►

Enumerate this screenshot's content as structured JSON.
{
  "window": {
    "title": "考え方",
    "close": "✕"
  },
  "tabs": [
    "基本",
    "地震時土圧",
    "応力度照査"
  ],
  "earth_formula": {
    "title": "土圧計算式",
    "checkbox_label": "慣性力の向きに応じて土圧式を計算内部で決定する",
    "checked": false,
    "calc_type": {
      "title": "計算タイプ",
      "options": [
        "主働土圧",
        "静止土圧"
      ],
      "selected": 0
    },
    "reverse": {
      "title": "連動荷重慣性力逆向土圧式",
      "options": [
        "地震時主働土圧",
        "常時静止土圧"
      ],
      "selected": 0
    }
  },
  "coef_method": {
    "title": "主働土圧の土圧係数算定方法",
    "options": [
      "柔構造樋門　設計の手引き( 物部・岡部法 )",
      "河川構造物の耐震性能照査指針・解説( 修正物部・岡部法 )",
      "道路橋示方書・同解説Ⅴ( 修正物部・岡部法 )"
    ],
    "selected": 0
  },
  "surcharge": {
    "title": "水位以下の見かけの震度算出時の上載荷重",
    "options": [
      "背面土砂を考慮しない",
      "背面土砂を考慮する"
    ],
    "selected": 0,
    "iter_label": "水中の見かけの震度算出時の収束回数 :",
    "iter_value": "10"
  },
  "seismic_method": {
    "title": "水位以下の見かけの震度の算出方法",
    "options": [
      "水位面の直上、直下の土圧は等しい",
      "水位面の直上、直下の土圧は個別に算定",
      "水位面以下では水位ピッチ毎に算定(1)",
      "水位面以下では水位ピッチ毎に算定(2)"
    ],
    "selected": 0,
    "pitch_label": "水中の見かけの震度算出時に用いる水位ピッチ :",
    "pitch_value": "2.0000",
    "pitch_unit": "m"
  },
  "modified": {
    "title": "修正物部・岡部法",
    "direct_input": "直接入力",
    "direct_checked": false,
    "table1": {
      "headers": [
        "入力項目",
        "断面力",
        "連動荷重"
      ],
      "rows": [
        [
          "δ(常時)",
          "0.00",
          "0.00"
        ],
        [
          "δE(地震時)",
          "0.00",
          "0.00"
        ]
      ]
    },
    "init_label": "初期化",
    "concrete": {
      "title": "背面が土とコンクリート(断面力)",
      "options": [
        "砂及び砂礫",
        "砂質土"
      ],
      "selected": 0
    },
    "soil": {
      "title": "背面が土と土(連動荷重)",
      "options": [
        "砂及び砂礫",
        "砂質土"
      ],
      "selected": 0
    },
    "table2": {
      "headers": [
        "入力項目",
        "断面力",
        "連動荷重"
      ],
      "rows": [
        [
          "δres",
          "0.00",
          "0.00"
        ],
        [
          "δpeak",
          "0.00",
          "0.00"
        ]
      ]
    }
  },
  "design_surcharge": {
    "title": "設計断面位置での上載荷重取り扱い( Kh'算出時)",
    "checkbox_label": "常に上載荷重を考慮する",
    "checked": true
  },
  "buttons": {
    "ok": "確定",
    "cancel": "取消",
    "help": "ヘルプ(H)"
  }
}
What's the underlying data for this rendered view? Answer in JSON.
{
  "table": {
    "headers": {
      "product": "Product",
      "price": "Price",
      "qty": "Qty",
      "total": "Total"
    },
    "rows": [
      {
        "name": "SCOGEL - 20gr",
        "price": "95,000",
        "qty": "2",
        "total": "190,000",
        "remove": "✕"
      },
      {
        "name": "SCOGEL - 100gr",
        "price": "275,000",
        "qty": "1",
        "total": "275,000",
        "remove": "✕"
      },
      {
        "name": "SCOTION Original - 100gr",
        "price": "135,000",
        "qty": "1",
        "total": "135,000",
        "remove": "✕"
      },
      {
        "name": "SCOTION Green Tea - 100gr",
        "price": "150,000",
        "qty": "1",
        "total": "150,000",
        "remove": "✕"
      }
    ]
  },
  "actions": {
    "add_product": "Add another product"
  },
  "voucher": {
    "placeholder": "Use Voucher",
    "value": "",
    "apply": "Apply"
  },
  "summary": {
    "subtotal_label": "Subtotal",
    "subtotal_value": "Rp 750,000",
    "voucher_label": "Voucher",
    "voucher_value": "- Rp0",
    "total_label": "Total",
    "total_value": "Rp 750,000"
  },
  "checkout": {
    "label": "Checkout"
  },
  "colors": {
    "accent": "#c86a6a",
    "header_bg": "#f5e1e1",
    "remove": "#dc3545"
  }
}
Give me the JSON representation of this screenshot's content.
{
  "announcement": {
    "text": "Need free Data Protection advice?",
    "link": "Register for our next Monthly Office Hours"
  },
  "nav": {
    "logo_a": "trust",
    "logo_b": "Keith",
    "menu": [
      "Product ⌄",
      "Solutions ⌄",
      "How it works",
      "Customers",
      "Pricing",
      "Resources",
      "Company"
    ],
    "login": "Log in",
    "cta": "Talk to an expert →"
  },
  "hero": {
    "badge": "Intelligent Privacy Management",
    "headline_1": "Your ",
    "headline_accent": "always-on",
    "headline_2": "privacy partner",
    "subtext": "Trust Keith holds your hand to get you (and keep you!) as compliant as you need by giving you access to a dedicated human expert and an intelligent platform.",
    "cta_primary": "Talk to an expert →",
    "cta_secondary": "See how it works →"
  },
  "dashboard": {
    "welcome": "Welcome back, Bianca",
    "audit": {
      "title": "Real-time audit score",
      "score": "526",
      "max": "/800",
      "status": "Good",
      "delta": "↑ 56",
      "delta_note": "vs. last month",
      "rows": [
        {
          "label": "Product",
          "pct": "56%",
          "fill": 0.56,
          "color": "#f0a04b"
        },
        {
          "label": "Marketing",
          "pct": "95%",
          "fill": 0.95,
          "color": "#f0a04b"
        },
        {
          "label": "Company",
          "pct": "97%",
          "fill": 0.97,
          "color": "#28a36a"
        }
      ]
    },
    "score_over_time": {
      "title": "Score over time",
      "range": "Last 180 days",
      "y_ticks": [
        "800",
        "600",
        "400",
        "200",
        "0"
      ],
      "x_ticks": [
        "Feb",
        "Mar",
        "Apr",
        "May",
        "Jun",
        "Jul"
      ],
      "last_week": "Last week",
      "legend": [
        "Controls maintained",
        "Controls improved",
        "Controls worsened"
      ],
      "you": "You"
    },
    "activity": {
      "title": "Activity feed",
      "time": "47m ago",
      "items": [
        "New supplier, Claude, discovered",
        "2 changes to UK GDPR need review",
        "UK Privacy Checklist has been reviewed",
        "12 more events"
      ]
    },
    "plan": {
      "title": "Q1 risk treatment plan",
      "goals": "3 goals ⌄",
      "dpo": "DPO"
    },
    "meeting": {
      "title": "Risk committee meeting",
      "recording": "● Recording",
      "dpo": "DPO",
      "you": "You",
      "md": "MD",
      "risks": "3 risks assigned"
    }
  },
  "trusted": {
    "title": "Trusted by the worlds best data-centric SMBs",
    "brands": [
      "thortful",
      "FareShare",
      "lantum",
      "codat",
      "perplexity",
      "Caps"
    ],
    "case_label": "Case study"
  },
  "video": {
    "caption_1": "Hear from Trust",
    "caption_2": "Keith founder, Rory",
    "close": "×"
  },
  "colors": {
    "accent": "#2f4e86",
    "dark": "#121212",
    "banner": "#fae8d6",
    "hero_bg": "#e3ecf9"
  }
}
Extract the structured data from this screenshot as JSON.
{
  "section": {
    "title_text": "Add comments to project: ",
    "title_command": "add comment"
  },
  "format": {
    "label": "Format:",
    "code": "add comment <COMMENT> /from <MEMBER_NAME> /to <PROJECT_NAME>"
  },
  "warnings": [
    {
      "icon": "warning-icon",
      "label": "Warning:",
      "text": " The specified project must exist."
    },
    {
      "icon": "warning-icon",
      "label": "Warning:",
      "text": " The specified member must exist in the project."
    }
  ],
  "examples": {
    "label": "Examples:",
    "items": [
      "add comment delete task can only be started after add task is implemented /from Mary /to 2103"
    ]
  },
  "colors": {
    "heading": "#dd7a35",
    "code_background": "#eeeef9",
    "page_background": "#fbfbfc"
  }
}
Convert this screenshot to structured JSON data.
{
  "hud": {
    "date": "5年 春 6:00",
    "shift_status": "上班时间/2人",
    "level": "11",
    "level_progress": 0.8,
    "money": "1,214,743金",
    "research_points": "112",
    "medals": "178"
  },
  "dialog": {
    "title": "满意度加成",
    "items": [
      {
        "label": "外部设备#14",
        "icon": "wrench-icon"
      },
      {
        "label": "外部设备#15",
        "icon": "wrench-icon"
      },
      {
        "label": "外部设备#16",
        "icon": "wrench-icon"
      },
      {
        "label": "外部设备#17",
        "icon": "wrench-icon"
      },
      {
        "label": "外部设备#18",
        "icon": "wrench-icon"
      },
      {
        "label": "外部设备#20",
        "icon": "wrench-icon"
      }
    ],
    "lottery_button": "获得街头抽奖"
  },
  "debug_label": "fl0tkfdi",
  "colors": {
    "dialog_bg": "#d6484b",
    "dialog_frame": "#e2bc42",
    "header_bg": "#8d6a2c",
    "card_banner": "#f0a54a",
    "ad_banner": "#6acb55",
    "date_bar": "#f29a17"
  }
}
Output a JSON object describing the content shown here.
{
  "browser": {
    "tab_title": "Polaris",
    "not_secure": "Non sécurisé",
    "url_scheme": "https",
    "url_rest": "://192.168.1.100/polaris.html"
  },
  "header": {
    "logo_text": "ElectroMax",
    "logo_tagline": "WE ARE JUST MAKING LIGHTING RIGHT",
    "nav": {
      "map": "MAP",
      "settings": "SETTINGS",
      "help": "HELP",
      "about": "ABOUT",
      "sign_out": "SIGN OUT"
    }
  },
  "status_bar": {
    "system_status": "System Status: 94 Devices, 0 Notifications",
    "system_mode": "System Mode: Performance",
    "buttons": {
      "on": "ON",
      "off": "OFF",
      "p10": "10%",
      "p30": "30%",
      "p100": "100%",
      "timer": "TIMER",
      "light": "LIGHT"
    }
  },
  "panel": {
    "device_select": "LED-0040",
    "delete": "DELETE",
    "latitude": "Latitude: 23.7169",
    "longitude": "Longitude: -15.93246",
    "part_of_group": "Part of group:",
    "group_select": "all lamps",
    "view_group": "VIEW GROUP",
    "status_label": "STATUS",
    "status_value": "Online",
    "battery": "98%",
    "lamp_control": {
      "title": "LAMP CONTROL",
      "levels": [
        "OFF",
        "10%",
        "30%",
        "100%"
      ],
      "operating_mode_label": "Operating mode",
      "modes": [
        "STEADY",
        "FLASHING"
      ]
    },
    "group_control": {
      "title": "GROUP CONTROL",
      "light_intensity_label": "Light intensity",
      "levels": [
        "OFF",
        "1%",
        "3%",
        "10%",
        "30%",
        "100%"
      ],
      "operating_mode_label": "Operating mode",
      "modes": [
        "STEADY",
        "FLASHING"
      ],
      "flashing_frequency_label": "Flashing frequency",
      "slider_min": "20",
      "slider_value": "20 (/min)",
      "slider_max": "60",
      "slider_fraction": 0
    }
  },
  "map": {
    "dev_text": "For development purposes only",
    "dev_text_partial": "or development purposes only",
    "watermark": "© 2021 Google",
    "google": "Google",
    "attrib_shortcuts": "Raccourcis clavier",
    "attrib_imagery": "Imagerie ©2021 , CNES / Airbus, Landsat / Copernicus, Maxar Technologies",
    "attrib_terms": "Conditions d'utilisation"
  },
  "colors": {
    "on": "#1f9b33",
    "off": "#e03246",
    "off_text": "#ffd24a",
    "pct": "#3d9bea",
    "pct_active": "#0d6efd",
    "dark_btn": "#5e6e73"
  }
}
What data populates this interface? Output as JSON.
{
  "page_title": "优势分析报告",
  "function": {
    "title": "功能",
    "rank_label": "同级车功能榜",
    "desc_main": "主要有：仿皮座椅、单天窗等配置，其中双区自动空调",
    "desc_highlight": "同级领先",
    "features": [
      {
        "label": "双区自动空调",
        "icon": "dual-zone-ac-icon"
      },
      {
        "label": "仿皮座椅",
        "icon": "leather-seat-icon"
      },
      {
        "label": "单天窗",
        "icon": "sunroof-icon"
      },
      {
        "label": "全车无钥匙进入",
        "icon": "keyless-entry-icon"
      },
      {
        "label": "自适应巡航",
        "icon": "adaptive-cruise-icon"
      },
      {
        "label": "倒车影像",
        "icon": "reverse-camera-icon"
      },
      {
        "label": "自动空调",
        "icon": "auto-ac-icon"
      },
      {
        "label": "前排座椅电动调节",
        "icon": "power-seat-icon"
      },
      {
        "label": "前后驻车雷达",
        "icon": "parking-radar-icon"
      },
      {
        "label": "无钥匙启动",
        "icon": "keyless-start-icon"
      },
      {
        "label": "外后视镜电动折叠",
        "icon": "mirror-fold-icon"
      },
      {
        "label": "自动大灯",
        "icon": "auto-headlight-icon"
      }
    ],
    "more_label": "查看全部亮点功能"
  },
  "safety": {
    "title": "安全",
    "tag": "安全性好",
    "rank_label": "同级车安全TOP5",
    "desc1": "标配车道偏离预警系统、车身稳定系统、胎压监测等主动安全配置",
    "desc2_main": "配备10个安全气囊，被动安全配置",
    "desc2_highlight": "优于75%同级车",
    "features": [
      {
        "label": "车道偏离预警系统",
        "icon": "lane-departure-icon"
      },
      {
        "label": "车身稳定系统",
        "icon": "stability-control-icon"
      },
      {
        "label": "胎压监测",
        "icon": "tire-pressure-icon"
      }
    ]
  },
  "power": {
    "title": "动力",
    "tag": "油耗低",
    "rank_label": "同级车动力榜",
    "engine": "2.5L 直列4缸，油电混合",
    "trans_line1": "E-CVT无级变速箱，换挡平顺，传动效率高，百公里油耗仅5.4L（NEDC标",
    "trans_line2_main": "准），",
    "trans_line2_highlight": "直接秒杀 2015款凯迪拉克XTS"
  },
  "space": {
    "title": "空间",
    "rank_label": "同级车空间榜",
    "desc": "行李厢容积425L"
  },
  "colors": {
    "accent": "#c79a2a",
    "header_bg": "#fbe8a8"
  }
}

◄

The problem: Search the records above for "content". Copy each line where it is found.

Exercise answer:
Enumerate this screenshot's content as structured JSON.
Give me the JSON representation of this screenshot's content.
Output a JSON object describing the content shown here.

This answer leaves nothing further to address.